From the entries that follow, list every line in which the string "регистрация" appears.

Supplied entries:
# # #

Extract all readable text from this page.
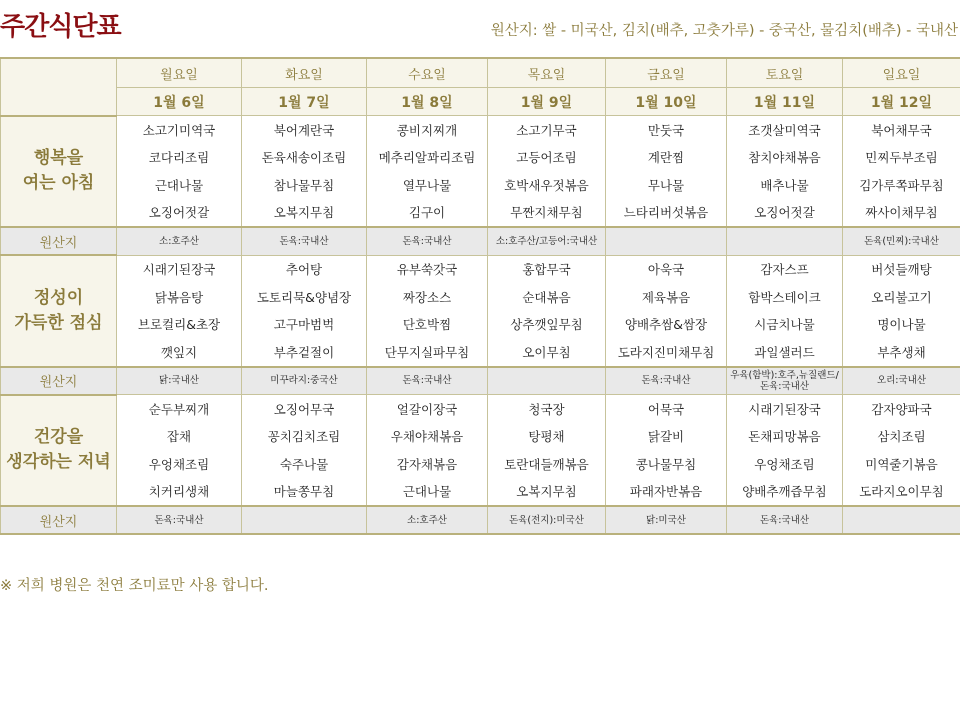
주간식단표	원산지: 쌀 - 미국산, 김치(배추, 고춧가루) - 중국산, 물김치(배추) - 국내산
	월요일	화요일	수요일	목요일	금요일	토요일	일요일
	1월 6일	1월 7일	1월 8일	1월 9일	1월 10일	1월 11일	1월 12일

행복을
여는 아침	소고기미역국	북어계란국	콩비지찌개	소고기무국	만둣국	조갯살미역국	북어채무국
	코다리조림	돈육새송이조림	메추리알꽈리조림	고등어조림	계란찜	참치야채볶음	민찌두부조림
	근대나물	참나물무침	열무나물	호박새우젓볶음	무나물	배추나물	김가루쪽파무침
	오징어젓갈	오복지무침	김구이	무짠지채무침	느타리버섯볶음	오징어젓갈	짜사이채무침
원산지	소:호주산	돈육:국내산	돈육:국내산	소:호주산/고등어:국내산			돈육(민찌):국내산

정성이
가득한 점심	시래기된장국	추어탕	유부쑥갓국	홍합무국	아욱국	감자스프	버섯들깨탕
	닭볶음탕	도토리묵&양념장	짜장소스	순대볶음	제육볶음	함박스테이크	오리불고기
	브로컬리&초장	고구마범벅	단호박찜	상추깻잎무침	양배추쌈&쌈장	시금치나물	명이나물
	깻잎지	부추겉절이	단무지실파무침	오이무침	도라지진미채무침	과일샐러드	부추생채
원산지	닭:국내산	미꾸라지:중국산	돈육:국내산		돈육:국내산	우육(함박):호주,뉴질랜드/돈육:국내산	오리:국내산

건강을
생각하는 저녁	순두부찌개	오징어무국	얼갈이장국	청국장	어묵국	시래기된장국	감자양파국
	잡채	꽁치김치조림	우채야채볶음	탕평채	닭갈비	돈채피망볶음	삼치조림
	우엉채조림	숙주나물	감자채볶음	토란대들깨볶음	콩나물무침	우엉채조림	미역줄기볶음
	치커리생채	마늘쫑무침	근대나물	오복지무침	파래자반볶음	양배추깨즙무침	도라지오이무침
원산지	돈육:국내산		소:호주산	돈육(전지):미국산	닭:미국산	돈육:국내산	
※ 저희 병원은 천연 조미료만 사용 합니다.
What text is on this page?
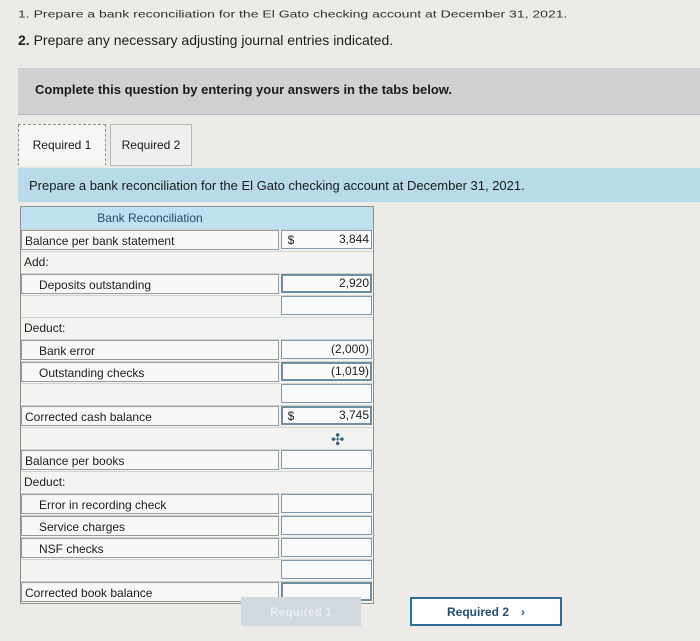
1. Prepare a bank reconciliation for the El Gato checking account at December 31, 2021.
2. Prepare any necessary adjusting journal entries indicated.
Complete this question by entering your answers in the tabs below.
Required 1	Required 2
Prepare a bank reconciliation for the El Gato checking account at December 31, 2021.
Bank Reconciliation
Balance per bank statement	$	3,844
Add:
Deposits outstanding	2,920
Deduct:
Bank error	(2,000)
Outstanding checks	(1,019)
Corrected cash balance	$	3,745
✣
Balance per books
Deduct:
Error in recording check
Service charges
NSF checks
Corrected book balance
Required 1	Required 2 ›
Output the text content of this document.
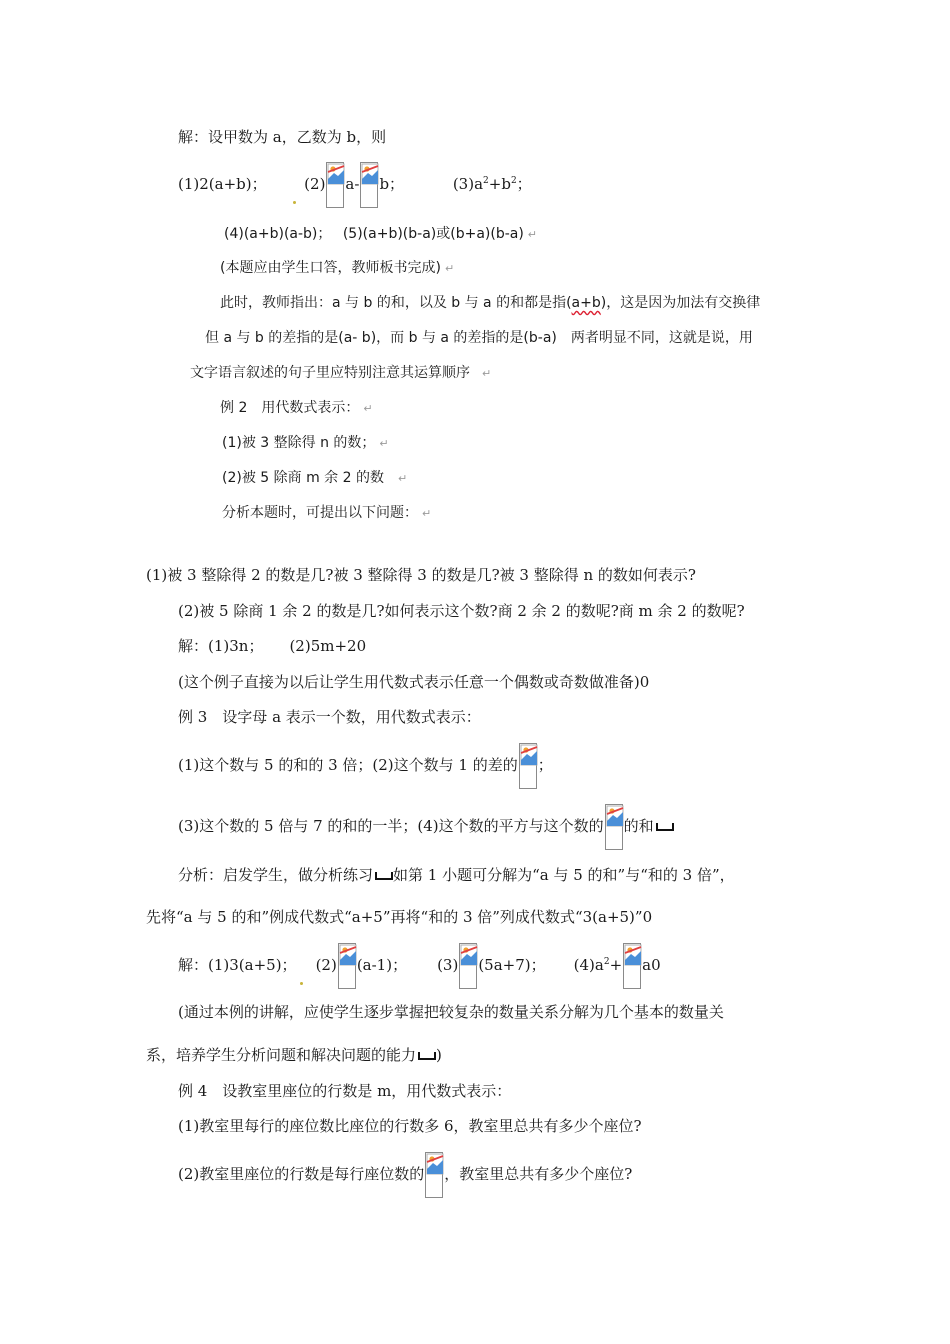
解：设甲数为 a，乙数为 b，则
(1)2(a+b)；	(2) a- b；	$(3)a^2+b^2$；
(4)(a+b)(a-b)；　 (5)(a+b)(b-a)或(b+a)(b-a) ↵
(本题应由学生口答，教师板书完成) ↵
此时，教师指出：a 与 b 的和，以及 b 与 a 的和都是指(a+b)，这是因为加法有交换律
但 a 与 b 的差指的是(a- b)，而 b 与 a 的差指的是(b-a)　两者明显不同，这就是说，用
文字语言叙述的句子里应特别注意其运算顺序 ↵
例 2　用代数式表示： ↵
(1)被 3 整除得 n 的数； ↵
(2)被 5 除商 m 余 2 的数 ↵
分析本题时，可提出以下问题： ↵
(1)被 3 整除得 2 的数是几?被 3 整除得 3 的数是几?被 3 整除得 n 的数如何表示?
(2)被 5 除商 1 余 2 的数是几?如何表示这个数?商 2 余 2 的数呢?商 m 余 2 的数呢?
解：(1)3n； (2)5m+20
(这个例子直接为以后让学生用代数式表示任意一个偶数或奇数做准备)0
例 3　设字母 a 表示一个数，用代数式表示：
(1)这个数与 5 的和的 3 倍；(2)这个数与 1 的差的 ；
(3)这个数的 5 倍与 7 的和的一半；(4)这个数的平方与这个数的 的和
分析：启发学生，做分析练习 如第 1 小题可分解为“a 与 5 的和”与“和的 3 倍”，
先将“a 与 5 的和”例成代数式“a+5”再将“和的 3 倍”列成代数式“3(a+5)”0
解：(1)3(a+5)； (2) (a-1)； (3) (5a+7)； $(4)a^2+ a0$
(通过本例的讲解，应使学生逐步掌握把较复杂的数量关系分解为几个基本的数量关
系，培养学生分析问题和解决问题的能力 )
例 4　设教室里座位的行数是 m，用代数式表示：
(1)教室里每行的座位数比座位的行数多 6，教室里总共有多少个座位?
(2)教室里座位的行数是每行座位数的 ，教室里总共有多少个座位?
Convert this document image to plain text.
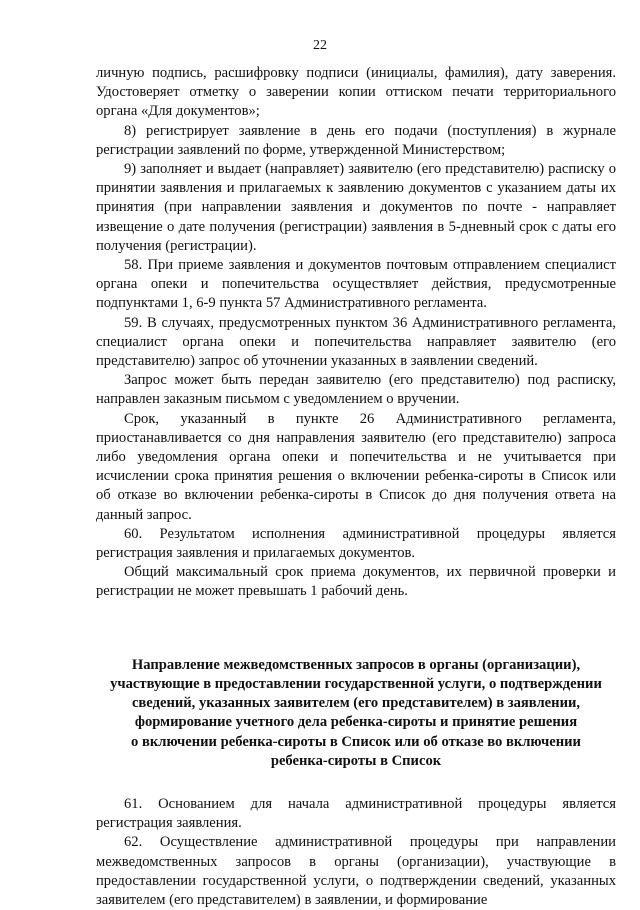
22

личную подпись, расшифровку подписи (инициалы, фамилия), дату заверения. Удостоверяет отметку о заверении копии оттиском печати территориального органа «Для документов»;

8) регистрирует заявление в день его подачи (поступления) в журнале регистрации заявлений по форме, утвержденной Министерством;

9) заполняет и выдает (направляет) заявителю (его представителю) расписку о принятии заявления и прилагаемых к заявлению документов с указанием даты их принятия (при направлении заявления и документов по почте - направляет извещение о дате получения (регистрации) заявления в 5-дневный срок с даты его получения (регистрации).

58. При приеме заявления и документов почтовым отправлением специалист органа опеки и попечительства осуществляет действия, предусмотренные подпунктами 1, 6-9 пункта 57 Административного регламента.

59. В случаях, предусмотренных пунктом 36 Административного регламента, специалист органа опеки и попечительства направляет заявителю (его представителю) запрос об уточнении указанных в заявлении сведений.

Запрос может быть передан заявителю (его представителю) под расписку, направлен заказным письмом с уведомлением о вручении.

Срок, указанный в пункте 26 Административного регламента, приостанавливается со дня направления заявителю (его представителю) запроса либо уведомления органа опеки и попечительства и не учитывается при исчислении срока принятия решения о включении ребенка-сироты в Список или об отказе во включении ребенка-сироты в Список до дня получения ответа на данный запрос.

60. Результатом исполнения административной процедуры является регистрация заявления и прилагаемых документов.

Общий максимальный срок приема документов, их первичной проверки и регистрации не может превышать 1 рабочий день.

Направление межведомственных запросов в органы (организации),
участвующие в предоставлении государственной услуги, о подтверждении
сведений, указанных заявителем (его представителем) в заявлении,
формирование учетного дела ребенка-сироты и принятие решения
о включении ребенка-сироты в Список или об отказе во включении
ребенка-сироты в Список

61. Основанием для начала административной процедуры является регистрация заявления.

62. Осуществление административной процедуры при направлении межведомственных запросов в органы (организации), участвующие в предоставлении государственной услуги, о подтверждении сведений, указанных заявителем (его представителем) в заявлении, и формирование
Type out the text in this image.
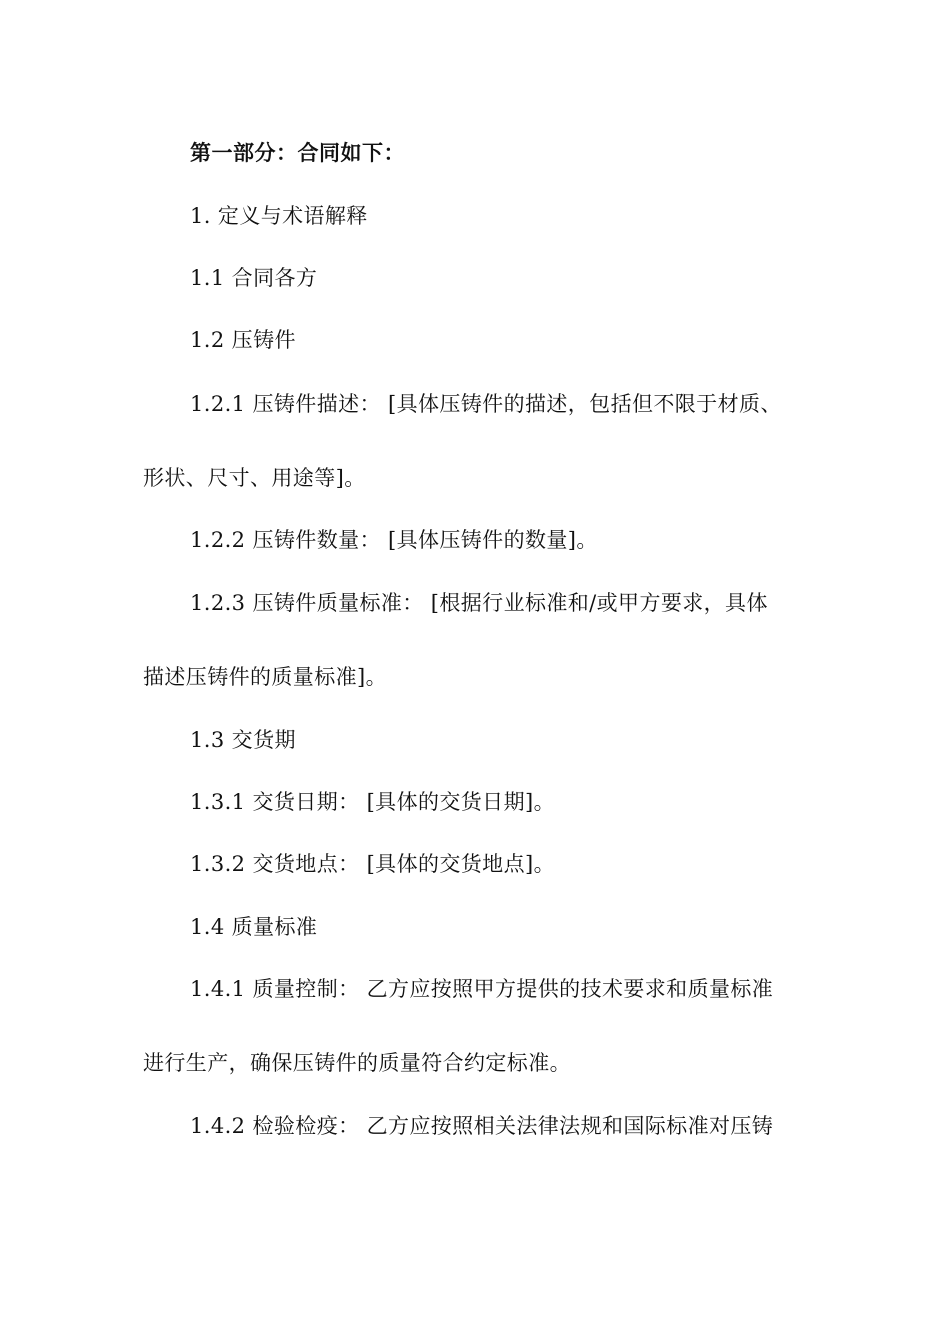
第一部分：合同如下：
1. 定义与术语解释
1.1 合同各方
1.2 压铸件
1.2.1 压铸件描述： [具体压铸件的描述，包括但不限于材质、
形状、尺寸、用途等]。
1.2.2 压铸件数量： [具体压铸件的数量]。
1.2.3 压铸件质量标准： [根据行业标准和/或甲方要求，具体
描述压铸件的质量标准]。
1.3 交货期
1.3.1 交货日期： [具体的交货日期]。
1.3.2 交货地点： [具体的交货地点]。
1.4 质量标准
1.4.1 质量控制： 乙方应按照甲方提供的技术要求和质量标准
进行生产，确保压铸件的质量符合约定标准。
1.4.2 检验检疫： 乙方应按照相关法律法规和国际标准对压铸
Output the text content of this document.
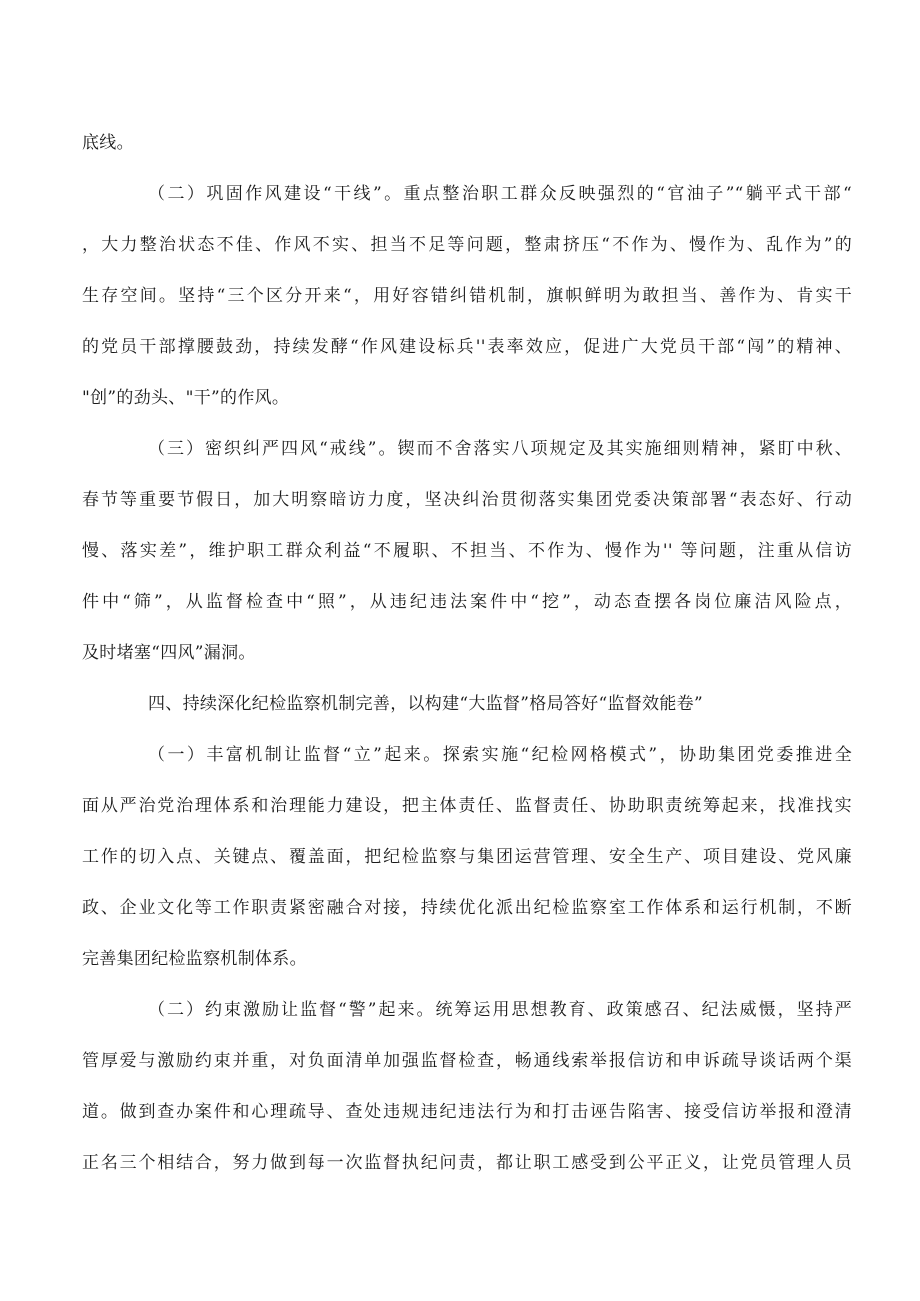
底线。
（二）巩固作风建设“干线”。重点整治职工群众反映强烈的“官油子”“躺平式干部“
，大力整治状态不佳、作风不实、担当不足等问题，整肃挤压“不作为、慢作为、乱作为”的
生存空间。坚持“三个区分开来“，用好容错纠错机制，旗帜鲜明为敢担当、善作为、肯实干
的党员干部撑腰鼓劲，持续发酵“作风建设标兵''表率效应，促进广大党员干部“闯”的精神、
"创”的劲头、"干”的作风。
（三）密织纠严四风“戒线”。锲而不舍落实八项规定及其实施细则精神，紧盯中秋、
春节等重要节假日，加大明察暗访力度，坚决纠治贯彻落实集团党委决策部署“表态好、行动
慢、落实差”，维护职工群众利益“不履职、不担当、不作为、慢作为'' 等问题，注重从信访
件中“筛”，从监督检查中“照”，从违纪违法案件中“挖”，动态查摆各岗位廉洁风险点，
及时堵塞“四风”漏洞。
四、持续深化纪检监察机制完善，以构建“大监督”格局答好“监督效能卷”
（一）丰富机制让监督“立”起来。探索实施“纪检网格模式”，协助集团党委推进全
面从严治党治理体系和治理能力建设，把主体责任、监督责任、协助职责统筹起来，找准找实
工作的切入点、关键点、覆盖面，把纪检监察与集团运营管理、安全生产、项目建设、党风廉
政、企业文化等工作职责紧密融合对接，持续优化派出纪检监察室工作体系和运行机制，不断
完善集团纪检监察机制体系。
（二）约束激励让监督“警”起来。统筹运用思想教育、政策感召、纪法威慑，坚持严
管厚爱与激励约束并重，对负面清单加强监督检查，畅通线索举报信访和申诉疏导谈话两个渠
道。做到查办案件和心理疏导、查处违规违纪违法行为和打击诬告陷害、接受信访举报和澄清
正名三个相结合，努力做到每一次监督执纪问责，都让职工感受到公平正义，让党员管理人员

# # #

Problem solution:
60. Результатом исполнения административной процедуры является регистрация заявления и прилагаемых документов.
61. Основанием для начала административной процедуры является регистрация заявления.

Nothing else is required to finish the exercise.